● **Exercise material**
• • •

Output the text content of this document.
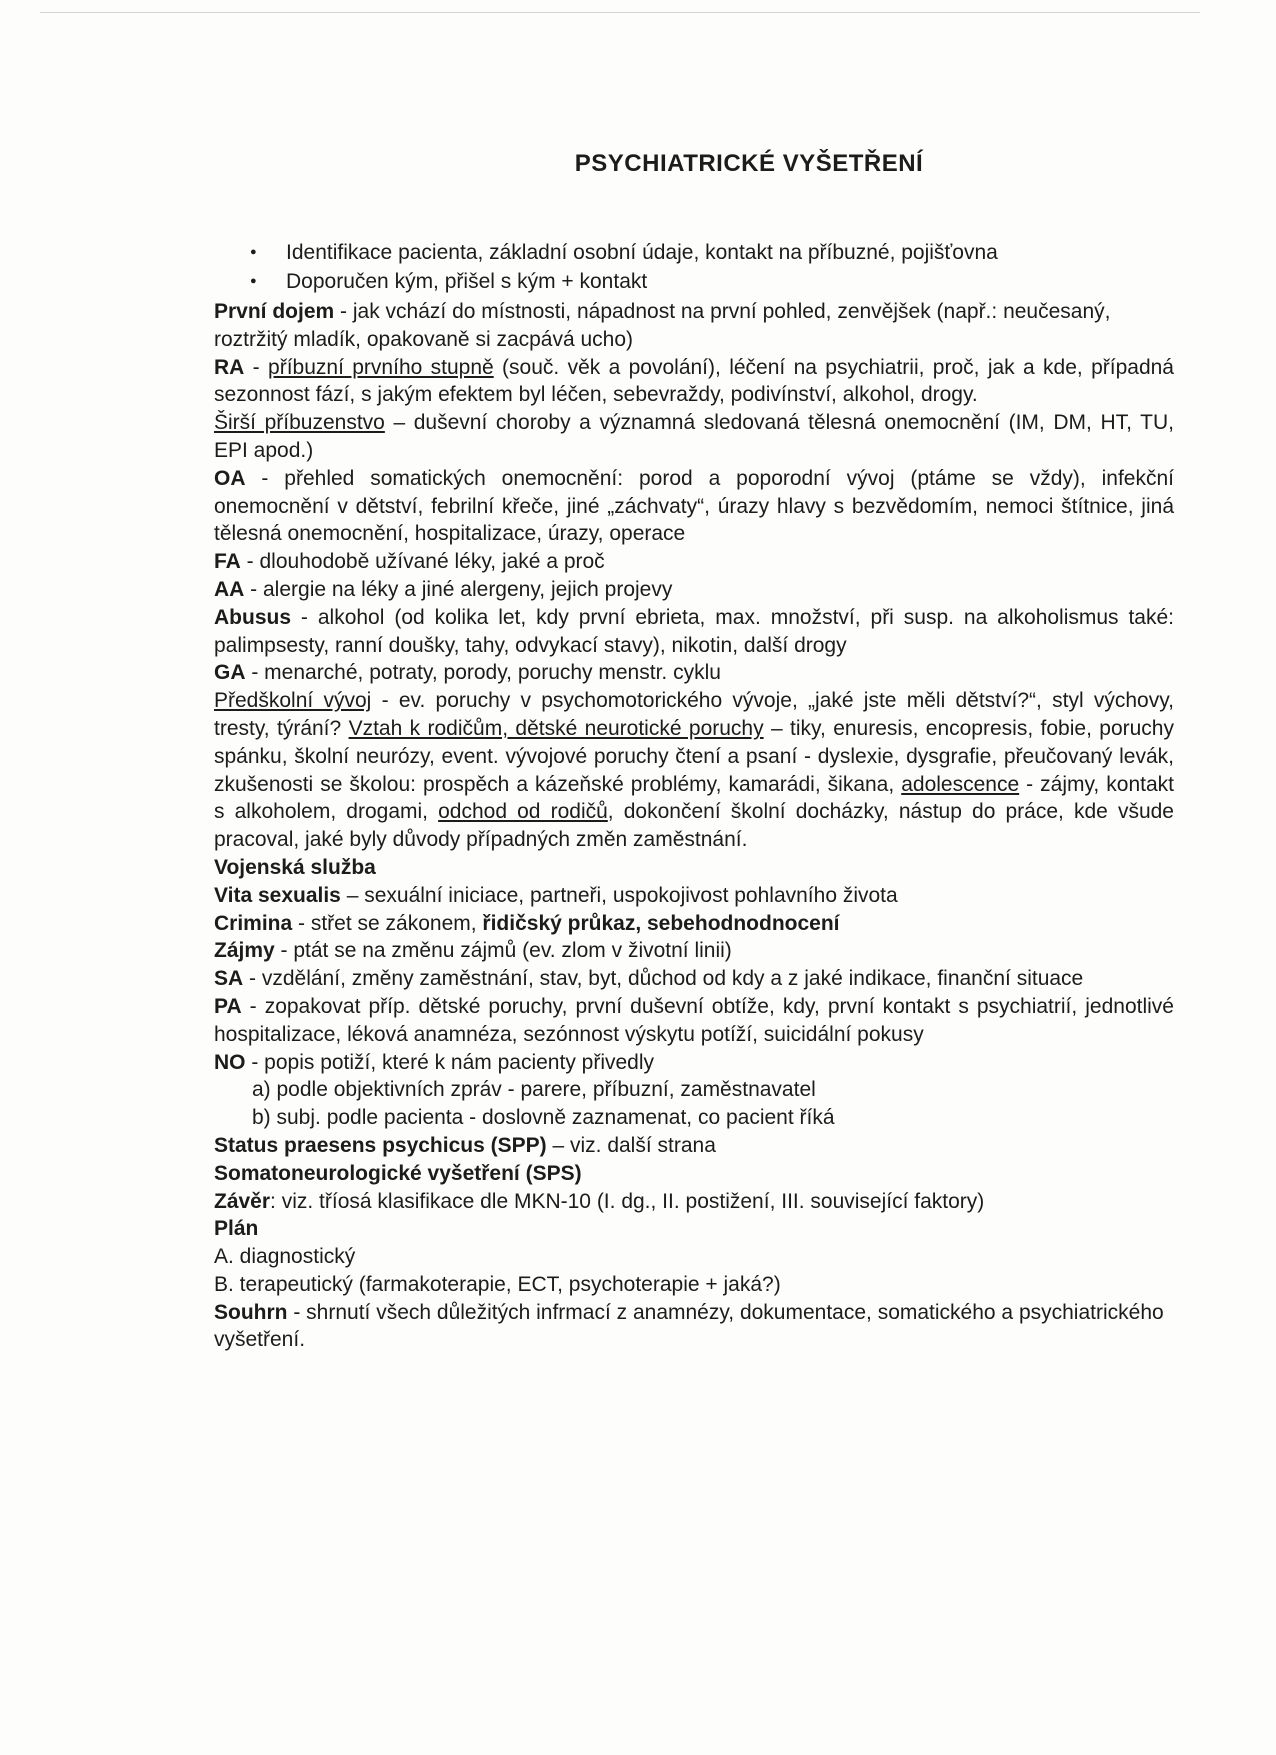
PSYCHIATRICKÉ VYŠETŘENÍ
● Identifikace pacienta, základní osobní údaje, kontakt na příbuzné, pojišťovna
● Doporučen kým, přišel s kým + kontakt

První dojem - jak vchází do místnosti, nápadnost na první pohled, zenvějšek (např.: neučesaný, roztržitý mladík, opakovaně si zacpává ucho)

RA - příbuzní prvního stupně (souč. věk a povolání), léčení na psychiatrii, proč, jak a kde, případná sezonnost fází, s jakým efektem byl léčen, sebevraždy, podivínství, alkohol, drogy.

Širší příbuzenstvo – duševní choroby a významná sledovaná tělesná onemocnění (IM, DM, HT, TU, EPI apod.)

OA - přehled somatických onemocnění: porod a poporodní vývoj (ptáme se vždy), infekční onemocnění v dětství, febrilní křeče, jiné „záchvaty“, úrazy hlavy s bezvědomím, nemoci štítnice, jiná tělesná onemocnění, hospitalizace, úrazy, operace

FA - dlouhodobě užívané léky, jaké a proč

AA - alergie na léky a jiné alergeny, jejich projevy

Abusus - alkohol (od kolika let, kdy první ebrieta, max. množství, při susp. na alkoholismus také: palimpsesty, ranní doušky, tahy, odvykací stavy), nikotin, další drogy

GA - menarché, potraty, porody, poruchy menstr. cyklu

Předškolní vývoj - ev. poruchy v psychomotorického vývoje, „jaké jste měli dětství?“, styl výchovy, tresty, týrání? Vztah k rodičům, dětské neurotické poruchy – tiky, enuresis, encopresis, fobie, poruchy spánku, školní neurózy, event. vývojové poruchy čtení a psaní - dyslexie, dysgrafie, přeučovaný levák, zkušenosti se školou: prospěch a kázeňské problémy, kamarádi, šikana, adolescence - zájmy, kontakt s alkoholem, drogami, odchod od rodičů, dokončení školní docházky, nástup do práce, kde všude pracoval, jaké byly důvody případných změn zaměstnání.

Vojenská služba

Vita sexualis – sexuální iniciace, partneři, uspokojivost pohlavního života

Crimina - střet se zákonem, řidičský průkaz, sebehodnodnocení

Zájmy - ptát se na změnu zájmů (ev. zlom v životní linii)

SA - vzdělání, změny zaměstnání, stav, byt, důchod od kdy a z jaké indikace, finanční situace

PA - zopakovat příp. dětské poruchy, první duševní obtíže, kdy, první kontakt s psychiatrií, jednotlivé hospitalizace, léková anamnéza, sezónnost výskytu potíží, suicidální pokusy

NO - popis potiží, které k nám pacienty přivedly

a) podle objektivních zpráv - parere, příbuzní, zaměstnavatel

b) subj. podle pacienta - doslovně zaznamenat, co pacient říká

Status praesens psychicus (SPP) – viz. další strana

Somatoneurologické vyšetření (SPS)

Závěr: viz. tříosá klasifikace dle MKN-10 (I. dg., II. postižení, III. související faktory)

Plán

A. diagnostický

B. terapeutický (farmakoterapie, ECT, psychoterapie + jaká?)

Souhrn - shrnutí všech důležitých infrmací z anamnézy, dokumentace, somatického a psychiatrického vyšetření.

• • •

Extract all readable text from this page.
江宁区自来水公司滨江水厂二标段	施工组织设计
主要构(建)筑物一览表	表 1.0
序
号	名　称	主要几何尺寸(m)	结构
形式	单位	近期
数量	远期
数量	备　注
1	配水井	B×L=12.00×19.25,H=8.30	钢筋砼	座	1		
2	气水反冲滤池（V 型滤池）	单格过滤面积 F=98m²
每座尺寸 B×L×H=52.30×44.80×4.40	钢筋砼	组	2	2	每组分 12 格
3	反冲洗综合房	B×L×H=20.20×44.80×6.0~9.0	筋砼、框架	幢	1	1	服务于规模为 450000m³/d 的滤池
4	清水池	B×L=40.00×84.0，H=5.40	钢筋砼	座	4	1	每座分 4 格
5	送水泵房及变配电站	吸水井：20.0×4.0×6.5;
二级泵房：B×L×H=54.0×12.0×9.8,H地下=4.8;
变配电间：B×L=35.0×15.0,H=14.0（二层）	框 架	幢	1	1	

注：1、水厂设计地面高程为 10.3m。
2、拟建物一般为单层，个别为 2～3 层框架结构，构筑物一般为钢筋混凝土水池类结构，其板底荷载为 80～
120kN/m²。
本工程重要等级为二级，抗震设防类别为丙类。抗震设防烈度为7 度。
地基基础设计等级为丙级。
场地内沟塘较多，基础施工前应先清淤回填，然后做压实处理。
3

• • •

● **Goal**
For each line of the entries that includes "příbuzní", show that line.

● **Problem solution**
RA - příbuzní prvního stupně (souč. věk a povolání), léčení na psychiatrii, proč, jak a kde, případná sezonnost fází, s jakým efektem byl léčen, sebevraždy, podivínství, alkohol, drogy.
a) podle objektivních zpráv - parere, příbuzní, zaměstnavatel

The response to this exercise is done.